书面要求 A:
请把下面这段关于非法证据排除规则的网页节选逐字完整抄录一遍。

网页节选:
★ ★ ★
法律分析:非法证据排除规则源自于英美法,于20世纪初产生于美国。当今世界各国及国际组织,大都制定有非法证据排除规则。它通常指执法机关及其工作人员使用非法行为取得的证据不得在刑事审判中采纳的规则。“非法”者,本为非法取得之意;“排除”者,初指非法证据不得在刑事审判中采纳为不利于被告的证据,后扩大到包括在审前程序中不得以非法取得的证据为根据签发逮捕证和搜查证等司法行为,以及被告方可以法院未排除非法证据为由进行上诉和请求最高法院审查案件。

法律依据:《非法证据排除规则》

第一条 采用刑讯逼供等非法手段取得的犯罪嫌疑人、被告人供述和采用暴力、威胁等非法手段取得的证人证言、被害人陈述,属于非法言词证据。

第二条 经依法确认的非法言词证据,应当予以排除,不能作为定案的根据。

第三条 人民检察院在审查批准逮捕、审查起诉中,对于非法言词证据应当依法予以排除,不能作为批准逮捕、提起公诉的根据。
★ ★ ★
数据行:
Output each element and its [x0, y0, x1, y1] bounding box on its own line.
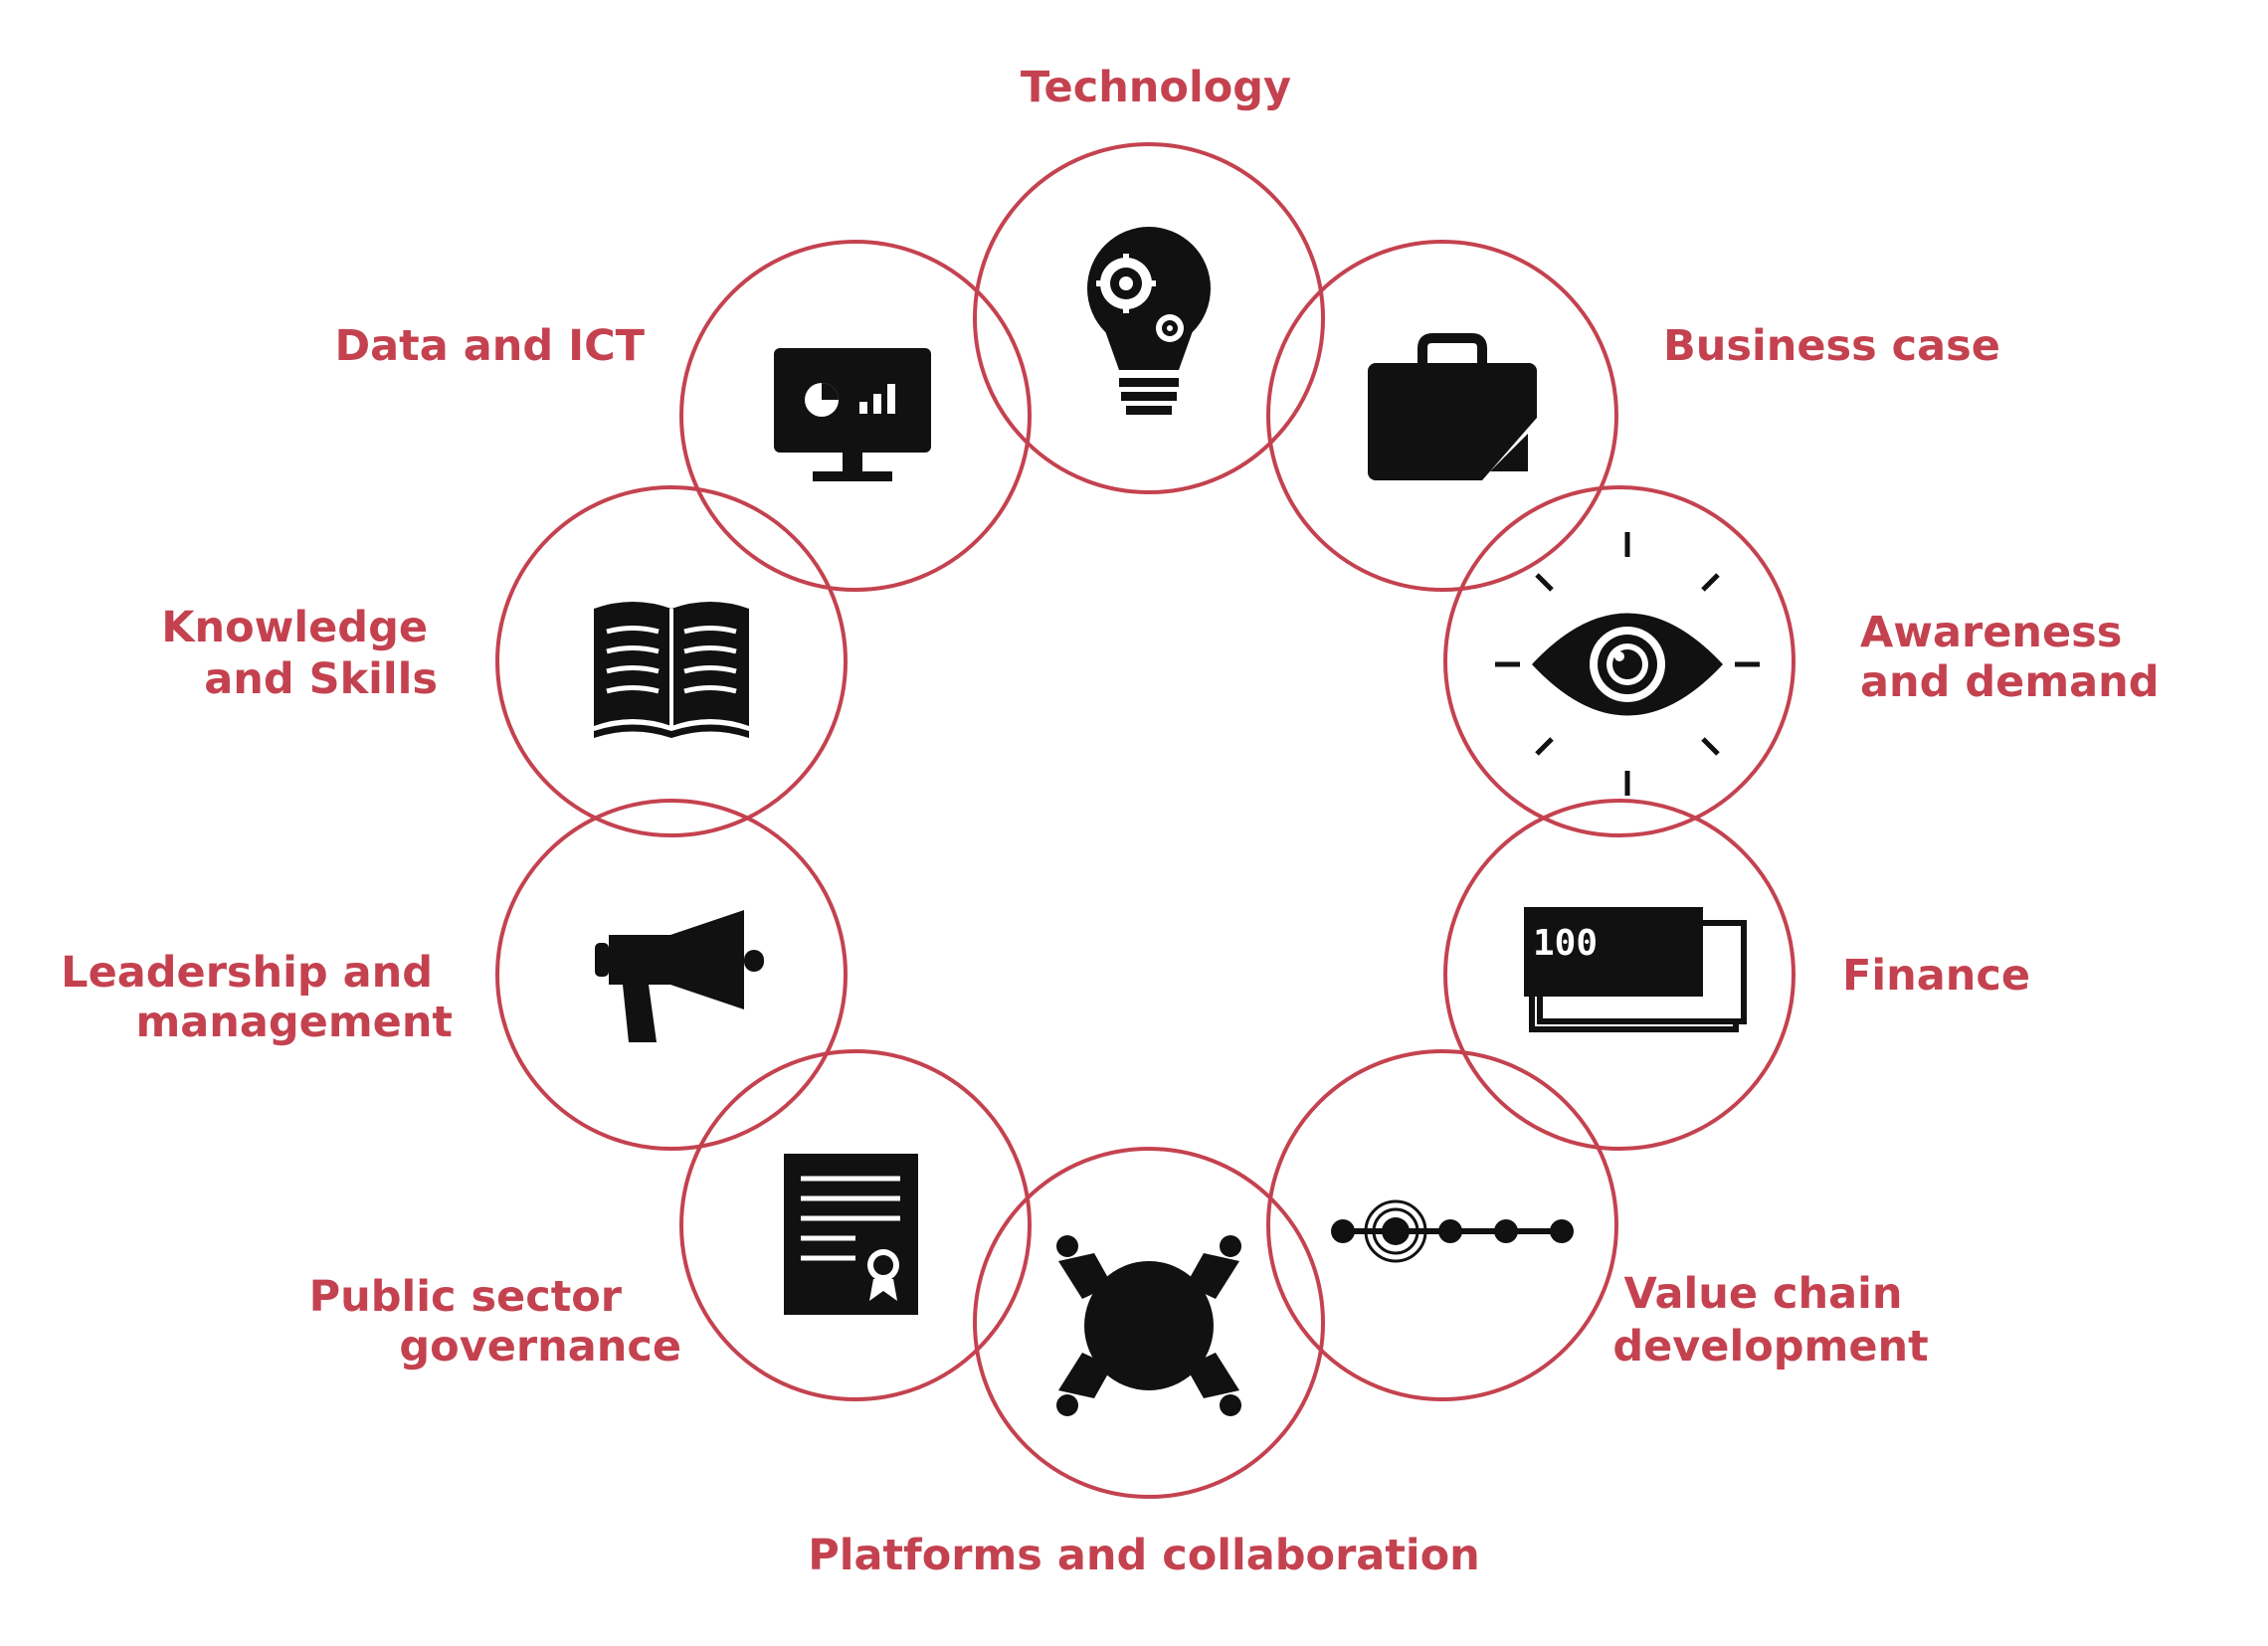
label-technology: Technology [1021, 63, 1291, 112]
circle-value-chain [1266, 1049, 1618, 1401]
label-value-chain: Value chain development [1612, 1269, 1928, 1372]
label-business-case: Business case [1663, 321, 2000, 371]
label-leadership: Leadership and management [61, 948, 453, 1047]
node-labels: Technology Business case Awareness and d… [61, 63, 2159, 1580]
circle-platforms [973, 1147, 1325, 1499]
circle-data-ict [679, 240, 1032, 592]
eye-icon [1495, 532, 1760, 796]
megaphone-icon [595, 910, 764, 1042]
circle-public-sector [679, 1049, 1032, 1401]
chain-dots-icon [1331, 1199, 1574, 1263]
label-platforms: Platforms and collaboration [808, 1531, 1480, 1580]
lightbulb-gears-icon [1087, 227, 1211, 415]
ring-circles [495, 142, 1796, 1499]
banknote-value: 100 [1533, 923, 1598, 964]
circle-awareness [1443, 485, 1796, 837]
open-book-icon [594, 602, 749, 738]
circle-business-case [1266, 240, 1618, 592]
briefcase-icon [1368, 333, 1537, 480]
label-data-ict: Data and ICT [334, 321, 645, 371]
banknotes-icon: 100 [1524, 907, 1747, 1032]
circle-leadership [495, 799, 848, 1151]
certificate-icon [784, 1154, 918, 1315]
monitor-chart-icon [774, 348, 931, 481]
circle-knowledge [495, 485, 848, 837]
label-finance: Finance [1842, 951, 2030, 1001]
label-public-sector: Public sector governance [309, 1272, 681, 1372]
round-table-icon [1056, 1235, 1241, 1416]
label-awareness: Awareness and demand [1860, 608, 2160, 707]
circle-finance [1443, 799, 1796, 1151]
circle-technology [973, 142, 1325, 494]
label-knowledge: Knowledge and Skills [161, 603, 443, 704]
★ ★ ★
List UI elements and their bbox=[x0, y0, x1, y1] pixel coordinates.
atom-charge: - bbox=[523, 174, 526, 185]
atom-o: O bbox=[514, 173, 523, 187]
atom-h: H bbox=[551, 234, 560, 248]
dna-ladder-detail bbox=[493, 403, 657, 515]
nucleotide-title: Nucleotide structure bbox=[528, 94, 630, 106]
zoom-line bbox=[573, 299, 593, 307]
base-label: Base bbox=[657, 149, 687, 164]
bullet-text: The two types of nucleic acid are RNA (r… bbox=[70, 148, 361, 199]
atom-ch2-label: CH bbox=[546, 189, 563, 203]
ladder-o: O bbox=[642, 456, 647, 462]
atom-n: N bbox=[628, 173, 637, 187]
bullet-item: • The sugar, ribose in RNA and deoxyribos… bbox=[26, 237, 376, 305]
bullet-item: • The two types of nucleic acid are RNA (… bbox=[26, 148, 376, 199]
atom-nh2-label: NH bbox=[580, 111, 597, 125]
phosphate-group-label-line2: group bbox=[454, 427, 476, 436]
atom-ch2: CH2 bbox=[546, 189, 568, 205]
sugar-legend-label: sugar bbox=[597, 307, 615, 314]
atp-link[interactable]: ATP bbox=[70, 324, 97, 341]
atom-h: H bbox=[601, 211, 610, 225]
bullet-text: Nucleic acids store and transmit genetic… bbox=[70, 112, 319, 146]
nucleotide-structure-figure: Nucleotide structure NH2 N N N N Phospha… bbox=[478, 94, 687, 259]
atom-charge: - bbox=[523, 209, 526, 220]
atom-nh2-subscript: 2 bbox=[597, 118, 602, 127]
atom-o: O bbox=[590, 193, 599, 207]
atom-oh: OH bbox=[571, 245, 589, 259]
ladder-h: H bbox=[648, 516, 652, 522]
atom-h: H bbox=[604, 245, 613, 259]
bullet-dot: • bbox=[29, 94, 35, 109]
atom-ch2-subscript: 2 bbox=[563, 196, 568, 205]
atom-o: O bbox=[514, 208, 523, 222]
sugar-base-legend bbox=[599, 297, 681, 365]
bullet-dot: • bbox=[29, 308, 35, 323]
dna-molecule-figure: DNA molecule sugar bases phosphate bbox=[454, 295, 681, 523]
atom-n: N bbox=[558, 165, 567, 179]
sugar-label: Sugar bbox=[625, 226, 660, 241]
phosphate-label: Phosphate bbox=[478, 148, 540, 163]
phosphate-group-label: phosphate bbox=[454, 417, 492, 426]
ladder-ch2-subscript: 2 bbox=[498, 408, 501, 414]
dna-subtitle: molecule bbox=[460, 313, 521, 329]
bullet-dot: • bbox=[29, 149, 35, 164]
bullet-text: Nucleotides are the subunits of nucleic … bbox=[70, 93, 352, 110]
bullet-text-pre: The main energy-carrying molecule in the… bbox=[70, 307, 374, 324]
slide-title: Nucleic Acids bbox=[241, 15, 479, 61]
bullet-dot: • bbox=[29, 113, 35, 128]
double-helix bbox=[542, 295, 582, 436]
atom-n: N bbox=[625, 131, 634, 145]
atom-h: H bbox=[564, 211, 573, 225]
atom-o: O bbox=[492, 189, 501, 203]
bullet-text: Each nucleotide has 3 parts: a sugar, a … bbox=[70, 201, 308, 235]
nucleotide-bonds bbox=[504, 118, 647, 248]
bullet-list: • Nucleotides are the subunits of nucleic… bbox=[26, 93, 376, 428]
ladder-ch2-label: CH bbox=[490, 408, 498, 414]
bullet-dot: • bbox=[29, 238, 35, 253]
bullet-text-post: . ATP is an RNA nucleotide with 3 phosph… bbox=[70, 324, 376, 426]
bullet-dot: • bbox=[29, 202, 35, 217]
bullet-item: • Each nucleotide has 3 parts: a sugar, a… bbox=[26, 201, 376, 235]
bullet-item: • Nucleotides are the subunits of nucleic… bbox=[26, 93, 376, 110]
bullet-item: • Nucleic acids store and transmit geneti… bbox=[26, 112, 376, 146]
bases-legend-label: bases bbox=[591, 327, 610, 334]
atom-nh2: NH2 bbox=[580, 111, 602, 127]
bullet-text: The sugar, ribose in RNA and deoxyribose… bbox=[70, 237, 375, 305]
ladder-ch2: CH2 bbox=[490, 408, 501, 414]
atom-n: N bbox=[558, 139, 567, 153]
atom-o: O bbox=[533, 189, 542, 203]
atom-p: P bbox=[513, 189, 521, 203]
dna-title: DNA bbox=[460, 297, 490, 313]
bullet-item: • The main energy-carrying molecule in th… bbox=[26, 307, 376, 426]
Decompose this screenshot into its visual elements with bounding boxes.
★ ★ ★
书面要求 B:
请只重写数据行中从包含“List UI elements”的那一行起、一直到包含“bullet-dot: • bbox=[29, 94, 35, 109]”的那一行为止的各行，首尾两行都包括在内，其中的“bullet-text”一律改名为“body-text”，其余内容不变。

回复 A:
法律分析:非法证据排除规则源自于英美法,于20世纪初产生于美国。当今世界各国及国际组织,大都制定有非法证据排除规则。它通常指执法机关及其工作人员使用非法行为取得的证据不得在刑事审判中采纳的规则。“非法”者,本为非法取得之意;“排除”者,初指非法证据不得在刑事审判中采纳为不利于被告的证据,后扩大到包括在审前程序中不得以非法取得的证据为根据签发逮捕证和搜查证等司法行为,以及被告方可以法院未排除非法证据为由进行上诉和请求最高法院审查案件。

法律依据:《非法证据排除规则》

第一条 采用刑讯逼供等非法手段取得的犯罪嫌疑人、被告人供述和采用暴力、威胁等非法手段取得的证人证言、被害人陈述,属于非法言词证据。

第二条 经依法确认的非法言词证据,应当予以排除,不能作为定案的根据。

第三条 人民检察院在审查批准逮捕、审查起诉中,对于非法言词证据应当依法予以排除,不能作为批准逮捕、提起公诉的根据。

回复 B:
List UI elements and their bbox=[x0, y0, x1, y1] pixel coordinates.
atom-charge: - bbox=[523, 174, 526, 185]
atom-o: O bbox=[514, 173, 523, 187]
atom-h: H bbox=[551, 234, 560, 248]
dna-ladder-detail bbox=[493, 403, 657, 515]
nucleotide-title: Nucleotide structure bbox=[528, 94, 630, 106]
zoom-line bbox=[573, 299, 593, 307]
base-label: Base bbox=[657, 149, 687, 164]
body-text: The two types of nucleic acid are RNA (r… bbox=[70, 148, 361, 199]
atom-ch2-label: CH bbox=[546, 189, 563, 203]
ladder-o: O bbox=[642, 456, 647, 462]
atom-n: N bbox=[628, 173, 637, 187]
bullet-item: • The sugar, ribose in RNA and deoxyribos… bbox=[26, 237, 376, 305]
bullet-item: • The two types of nucleic acid are RNA (… bbox=[26, 148, 376, 199]
atom-nh2-label: NH bbox=[580, 111, 597, 125]
phosphate-group-label-line2: group bbox=[454, 427, 476, 436]
atom-ch2: CH2 bbox=[546, 189, 568, 205]
sugar-legend-label: sugar bbox=[597, 307, 615, 314]
atp-link[interactable]: ATP bbox=[70, 324, 97, 341]
atom-h: H bbox=[601, 211, 610, 225]
body-text: Nucleic acids store and transmit genetic… bbox=[70, 112, 319, 146]
nucleotide-structure-figure: Nucleotide structure NH2 N N N N Phospha… bbox=[478, 94, 687, 259]
atom-charge: - bbox=[523, 209, 526, 220]
atom-nh2-subscript: 2 bbox=[597, 118, 602, 127]
atom-o: O bbox=[590, 193, 599, 207]
atom-oh: OH bbox=[571, 245, 589, 259]
ladder-h: H bbox=[648, 516, 652, 522]
atom-h: H bbox=[604, 245, 613, 259]
bullet-dot: • bbox=[29, 94, 35, 109]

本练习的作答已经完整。